▶ [Data extract]
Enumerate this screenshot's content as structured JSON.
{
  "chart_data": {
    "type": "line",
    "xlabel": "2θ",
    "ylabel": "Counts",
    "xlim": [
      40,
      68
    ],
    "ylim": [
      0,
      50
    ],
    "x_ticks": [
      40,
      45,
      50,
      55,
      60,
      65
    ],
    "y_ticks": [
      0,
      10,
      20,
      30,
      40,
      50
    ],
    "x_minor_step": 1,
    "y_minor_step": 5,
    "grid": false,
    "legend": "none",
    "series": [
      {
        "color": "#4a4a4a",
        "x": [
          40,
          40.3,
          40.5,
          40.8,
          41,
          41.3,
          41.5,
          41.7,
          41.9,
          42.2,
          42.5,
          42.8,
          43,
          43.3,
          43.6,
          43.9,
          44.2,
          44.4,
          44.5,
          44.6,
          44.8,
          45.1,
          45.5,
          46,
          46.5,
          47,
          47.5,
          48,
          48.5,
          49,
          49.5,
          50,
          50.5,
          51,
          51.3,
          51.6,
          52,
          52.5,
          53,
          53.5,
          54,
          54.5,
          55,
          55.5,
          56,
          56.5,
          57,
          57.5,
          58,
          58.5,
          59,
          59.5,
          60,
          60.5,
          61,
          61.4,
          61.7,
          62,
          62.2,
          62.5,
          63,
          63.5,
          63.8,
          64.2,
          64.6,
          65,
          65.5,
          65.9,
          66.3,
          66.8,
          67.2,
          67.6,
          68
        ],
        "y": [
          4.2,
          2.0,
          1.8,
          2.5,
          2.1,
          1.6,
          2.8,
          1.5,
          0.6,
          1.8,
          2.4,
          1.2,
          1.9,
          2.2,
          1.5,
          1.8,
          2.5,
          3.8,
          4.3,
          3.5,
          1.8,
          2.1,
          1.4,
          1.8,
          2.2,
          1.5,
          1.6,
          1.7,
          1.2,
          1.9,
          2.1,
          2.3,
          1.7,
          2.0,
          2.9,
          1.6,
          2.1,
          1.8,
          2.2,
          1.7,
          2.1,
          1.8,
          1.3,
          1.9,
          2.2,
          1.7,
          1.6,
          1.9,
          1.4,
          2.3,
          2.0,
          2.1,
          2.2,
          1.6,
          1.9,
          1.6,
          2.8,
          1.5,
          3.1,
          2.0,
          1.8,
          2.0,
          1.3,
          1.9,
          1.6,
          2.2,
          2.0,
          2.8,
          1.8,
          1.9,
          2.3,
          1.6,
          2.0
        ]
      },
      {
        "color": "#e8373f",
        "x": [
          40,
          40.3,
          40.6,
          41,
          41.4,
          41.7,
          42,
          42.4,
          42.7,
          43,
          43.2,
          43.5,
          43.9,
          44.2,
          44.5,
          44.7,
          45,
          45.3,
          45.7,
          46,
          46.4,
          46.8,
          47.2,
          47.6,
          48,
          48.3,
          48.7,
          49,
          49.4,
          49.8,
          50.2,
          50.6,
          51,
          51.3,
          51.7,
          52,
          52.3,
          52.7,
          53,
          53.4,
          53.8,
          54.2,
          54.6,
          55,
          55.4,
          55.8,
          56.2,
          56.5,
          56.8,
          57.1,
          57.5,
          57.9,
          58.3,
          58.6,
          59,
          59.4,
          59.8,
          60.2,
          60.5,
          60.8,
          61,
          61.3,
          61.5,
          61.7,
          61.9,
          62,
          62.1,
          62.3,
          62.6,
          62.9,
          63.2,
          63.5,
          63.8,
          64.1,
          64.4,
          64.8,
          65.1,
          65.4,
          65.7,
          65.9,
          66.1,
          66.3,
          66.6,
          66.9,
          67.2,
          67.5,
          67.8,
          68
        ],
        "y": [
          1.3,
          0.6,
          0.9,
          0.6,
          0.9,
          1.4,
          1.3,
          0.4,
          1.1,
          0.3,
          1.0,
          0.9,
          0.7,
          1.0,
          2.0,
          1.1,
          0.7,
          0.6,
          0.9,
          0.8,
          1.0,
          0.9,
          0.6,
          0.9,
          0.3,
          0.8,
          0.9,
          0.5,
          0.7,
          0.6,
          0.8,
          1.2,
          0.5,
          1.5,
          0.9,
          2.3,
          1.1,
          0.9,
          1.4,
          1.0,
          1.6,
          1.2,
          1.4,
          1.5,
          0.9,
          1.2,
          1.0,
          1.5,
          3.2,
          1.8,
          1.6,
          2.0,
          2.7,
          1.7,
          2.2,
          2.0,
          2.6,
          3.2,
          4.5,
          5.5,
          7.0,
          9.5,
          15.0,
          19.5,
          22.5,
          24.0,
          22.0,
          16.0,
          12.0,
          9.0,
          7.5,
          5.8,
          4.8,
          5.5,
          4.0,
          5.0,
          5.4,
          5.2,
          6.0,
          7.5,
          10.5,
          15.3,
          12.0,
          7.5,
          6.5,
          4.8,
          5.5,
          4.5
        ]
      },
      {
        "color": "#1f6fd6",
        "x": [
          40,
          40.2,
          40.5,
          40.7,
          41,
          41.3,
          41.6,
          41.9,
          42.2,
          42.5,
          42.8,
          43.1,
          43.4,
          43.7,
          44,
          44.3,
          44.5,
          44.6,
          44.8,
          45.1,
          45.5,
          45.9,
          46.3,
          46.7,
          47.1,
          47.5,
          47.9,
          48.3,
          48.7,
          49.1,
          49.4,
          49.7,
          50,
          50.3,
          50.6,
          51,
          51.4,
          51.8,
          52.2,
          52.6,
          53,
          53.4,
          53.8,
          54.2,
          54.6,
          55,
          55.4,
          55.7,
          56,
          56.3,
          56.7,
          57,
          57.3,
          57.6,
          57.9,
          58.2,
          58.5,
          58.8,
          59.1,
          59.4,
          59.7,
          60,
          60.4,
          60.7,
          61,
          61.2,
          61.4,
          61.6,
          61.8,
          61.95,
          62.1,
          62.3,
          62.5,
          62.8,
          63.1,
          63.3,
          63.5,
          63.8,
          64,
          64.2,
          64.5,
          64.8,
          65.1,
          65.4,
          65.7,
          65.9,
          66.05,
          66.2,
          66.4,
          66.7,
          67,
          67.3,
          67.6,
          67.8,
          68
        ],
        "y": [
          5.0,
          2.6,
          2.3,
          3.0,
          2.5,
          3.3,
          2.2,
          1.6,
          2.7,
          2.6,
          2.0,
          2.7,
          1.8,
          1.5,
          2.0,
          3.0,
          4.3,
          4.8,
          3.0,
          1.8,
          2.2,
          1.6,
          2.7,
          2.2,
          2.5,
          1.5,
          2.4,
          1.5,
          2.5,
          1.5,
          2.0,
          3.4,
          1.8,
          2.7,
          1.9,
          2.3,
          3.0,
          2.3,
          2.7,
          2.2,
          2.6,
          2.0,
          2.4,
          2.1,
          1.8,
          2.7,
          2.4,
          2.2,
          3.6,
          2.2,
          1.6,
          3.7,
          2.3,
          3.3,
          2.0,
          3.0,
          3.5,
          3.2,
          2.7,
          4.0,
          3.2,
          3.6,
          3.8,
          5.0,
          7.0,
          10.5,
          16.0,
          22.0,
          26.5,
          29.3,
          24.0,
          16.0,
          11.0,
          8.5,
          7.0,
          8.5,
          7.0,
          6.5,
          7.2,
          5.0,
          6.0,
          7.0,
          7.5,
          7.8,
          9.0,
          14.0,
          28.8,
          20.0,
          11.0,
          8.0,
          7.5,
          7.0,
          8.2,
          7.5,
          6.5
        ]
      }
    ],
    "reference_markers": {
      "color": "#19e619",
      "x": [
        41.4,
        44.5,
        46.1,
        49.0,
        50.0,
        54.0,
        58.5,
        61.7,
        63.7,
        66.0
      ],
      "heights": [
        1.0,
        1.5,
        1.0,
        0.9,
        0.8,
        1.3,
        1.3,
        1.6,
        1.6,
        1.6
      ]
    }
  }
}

▶ [Objective]
Return every entry verbatim.

▶ [Exercise output]
Enumerate this screenshot's content as structured JSON.
{
  "chart_data": {
    "type": "line",
    "xlabel": "2θ",
    "ylabel": "Counts",
    "xlim": [
      40,
      68
    ],
    "ylim": [
      0,
      50
    ],
    "x_ticks": [
      40,
      45,
      50,
      55,
      60,
      65
    ],
    "y_ticks": [
      0,
      10,
      20,
      30,
      40,
      50
    ],
    "x_minor_step": 1,
    "y_minor_step": 5,
    "grid": false,
    "legend": "none",
    "series": [
      {
        "color": "#4a4a4a",
        "x": [
          40,
          40.3,
          40.5,
          40.8,
          41,
          41.3,
          41.5,
          41.7,
          41.9,
          42.2,
          42.5,
          42.8,
          43,
          43.3,
          43.6,
          43.9,
          44.2,
          44.4,
          44.5,
          44.6,
          44.8,
          45.1,
          45.5,
          46,
          46.5,
          47,
          47.5,
          48,
          48.5,
          49,
          49.5,
          50,
          50.5,
          51,
          51.3,
          51.6,
          52,
          52.5,
          53,
          53.5,
          54,
          54.5,
          55,
          55.5,
          56,
          56.5,
          57,
          57.5,
          58,
          58.5,
          59,
          59.5,
          60,
          60.5,
          61,
          61.4,
          61.7,
          62,
          62.2,
          62.5,
          63,
          63.5,
          63.8,
          64.2,
          64.6,
          65,
          65.5,
          65.9,
          66.3,
          66.8,
          67.2,
          67.6,
          68
        ],
        "y": [
          4.2,
          2.0,
          1.8,
          2.5,
          2.1,
          1.6,
          2.8,
          1.5,
          0.6,
          1.8,
          2.4,
          1.2,
          1.9,
          2.2,
          1.5,
          1.8,
          2.5,
          3.8,
          4.3,
          3.5,
          1.8,
          2.1,
          1.4,
          1.8,
          2.2,
          1.5,
          1.6,
          1.7,
          1.2,
          1.9,
          2.1,
          2.3,
          1.7,
          2.0,
          2.9,
          1.6,
          2.1,
          1.8,
          2.2,
          1.7,
          2.1,
          1.8,
          1.3,
          1.9,
          2.2,
          1.7,
          1.6,
          1.9,
          1.4,
          2.3,
          2.0,
          2.1,
          2.2,
          1.6,
          1.9,
          1.6,
          2.8,
          1.5,
          3.1,
          2.0,
          1.8,
          2.0,
          1.3,
          1.9,
          1.6,
          2.2,
          2.0,
          2.8,
          1.8,
          1.9,
          2.3,
          1.6,
          2.0
        ]
      },
      {
        "color": "#e8373f",
        "x": [
          40,
          40.3,
          40.6,
          41,
          41.4,
          41.7,
          42,
          42.4,
          42.7,
          43,
          43.2,
          43.5,
          43.9,
          44.2,
          44.5,
          44.7,
          45,
          45.3,
          45.7,
          46,
          46.4,
          46.8,
          47.2,
          47.6,
          48,
          48.3,
          48.7,
          49,
          49.4,
          49.8,
          50.2,
          50.6,
          51,
          51.3,
          51.7,
          52,
          52.3,
          52.7,
          53,
          53.4,
          53.8,
          54.2,
          54.6,
          55,
          55.4,
          55.8,
          56.2,
          56.5,
          56.8,
          57.1,
          57.5,
          57.9,
          58.3,
          58.6,
          59,
          59.4,
          59.8,
          60.2,
          60.5,
          60.8,
          61,
          61.3,
          61.5,
          61.7,
          61.9,
          62,
          62.1,
          62.3,
          62.6,
          62.9,
          63.2,
          63.5,
          63.8,
          64.1,
          64.4,
          64.8,
          65.1,
          65.4,
          65.7,
          65.9,
          66.1,
          66.3,
          66.6,
          66.9,
          67.2,
          67.5,
          67.8,
          68
        ],
        "y": [
          1.3,
          0.6,
          0.9,
          0.6,
          0.9,
          1.4,
          1.3,
          0.4,
          1.1,
          0.3,
          1.0,
          0.9,
          0.7,
          1.0,
          2.0,
          1.1,
          0.7,
          0.6,
          0.9,
          0.8,
          1.0,
          0.9,
          0.6,
          0.9,
          0.3,
          0.8,
          0.9,
          0.5,
          0.7,
          0.6,
          0.8,
          1.2,
          0.5,
          1.5,
          0.9,
          2.3,
          1.1,
          0.9,
          1.4,
          1.0,
          1.6,
          1.2,
          1.4,
          1.5,
          0.9,
          1.2,
          1.0,
          1.5,
          3.2,
          1.8,
          1.6,
          2.0,
          2.7,
          1.7,
          2.2,
          2.0,
          2.6,
          3.2,
          4.5,
          5.5,
          7.0,
          9.5,
          15.0,
          19.5,
          22.5,
          24.0,
          22.0,
          16.0,
          12.0,
          9.0,
          7.5,
          5.8,
          4.8,
          5.5,
          4.0,
          5.0,
          5.4,
          5.2,
          6.0,
          7.5,
          10.5,
          15.3,
          12.0,
          7.5,
          6.5,
          4.8,
          5.5,
          4.5
        ]
      },
      {
        "color": "#1f6fd6",
        "x": [
          40,
          40.2,
          40.5,
          40.7,
          41,
          41.3,
          41.6,
          41.9,
          42.2,
          42.5,
          42.8,
          43.1,
          43.4,
          43.7,
          44,
          44.3,
          44.5,
          44.6,
          44.8,
          45.1,
          45.5,
          45.9,
          46.3,
          46.7,
          47.1,
          47.5,
          47.9,
          48.3,
          48.7,
          49.1,
          49.4,
          49.7,
          50,
          50.3,
          50.6,
          51,
          51.4,
          51.8,
          52.2,
          52.6,
          53,
          53.4,
          53.8,
          54.2,
          54.6,
          55,
          55.4,
          55.7,
          56,
          56.3,
          56.7,
          57,
          57.3,
          57.6,
          57.9,
          58.2,
          58.5,
          58.8,
          59.1,
          59.4,
          59.7,
          60,
          60.4,
          60.7,
          61,
          61.2,
          61.4,
          61.6,
          61.8,
          61.95,
          62.1,
          62.3,
          62.5,
          62.8,
          63.1,
          63.3,
          63.5,
          63.8,
          64,
          64.2,
          64.5,
          64.8,
          65.1,
          65.4,
          65.7,
          65.9,
          66.05,
          66.2,
          66.4,
          66.7,
          67,
          67.3,
          67.6,
          67.8,
          68
        ],
        "y": [
          5.0,
          2.6,
          2.3,
          3.0,
          2.5,
          3.3,
          2.2,
          1.6,
          2.7,
          2.6,
          2.0,
          2.7,
          1.8,
          1.5,
          2.0,
          3.0,
          4.3,
          4.8,
          3.0,
          1.8,
          2.2,
          1.6,
          2.7,
          2.2,
          2.5,
          1.5,
          2.4,
          1.5,
          2.5,
          1.5,
          2.0,
          3.4,
          1.8,
          2.7,
          1.9,
          2.3,
          3.0,
          2.3,
          2.7,
          2.2,
          2.6,
          2.0,
          2.4,
          2.1,
          1.8,
          2.7,
          2.4,
          2.2,
          3.6,
          2.2,
          1.6,
          3.7,
          2.3,
          3.3,
          2.0,
          3.0,
          3.5,
          3.2,
          2.7,
          4.0,
          3.2,
          3.6,
          3.8,
          5.0,
          7.0,
          10.5,
          16.0,
          22.0,
          26.5,
          29.3,
          24.0,
          16.0,
          11.0,
          8.5,
          7.0,
          8.5,
          7.0,
          6.5,
          7.2,
          5.0,
          6.0,
          7.0,
          7.5,
          7.8,
          9.0,
          14.0,
          28.8,
          20.0,
          11.0,
          8.0,
          7.5,
          7.0,
          8.2,
          7.5,
          6.5
        ]
      }
    ],
    "reference_markers": {
      "color": "#19e619",
      "x": [
        41.4,
        44.5,
        46.1,
        49.0,
        50.0,
        54.0,
        58.5,
        61.7,
        63.7,
        66.0
      ],
      "heights": [
        1.0,
        1.5,
        1.0,
        0.9,
        0.8,
        1.3,
        1.3,
        1.6,
        1.6,
        1.6
      ]
    }
  }
}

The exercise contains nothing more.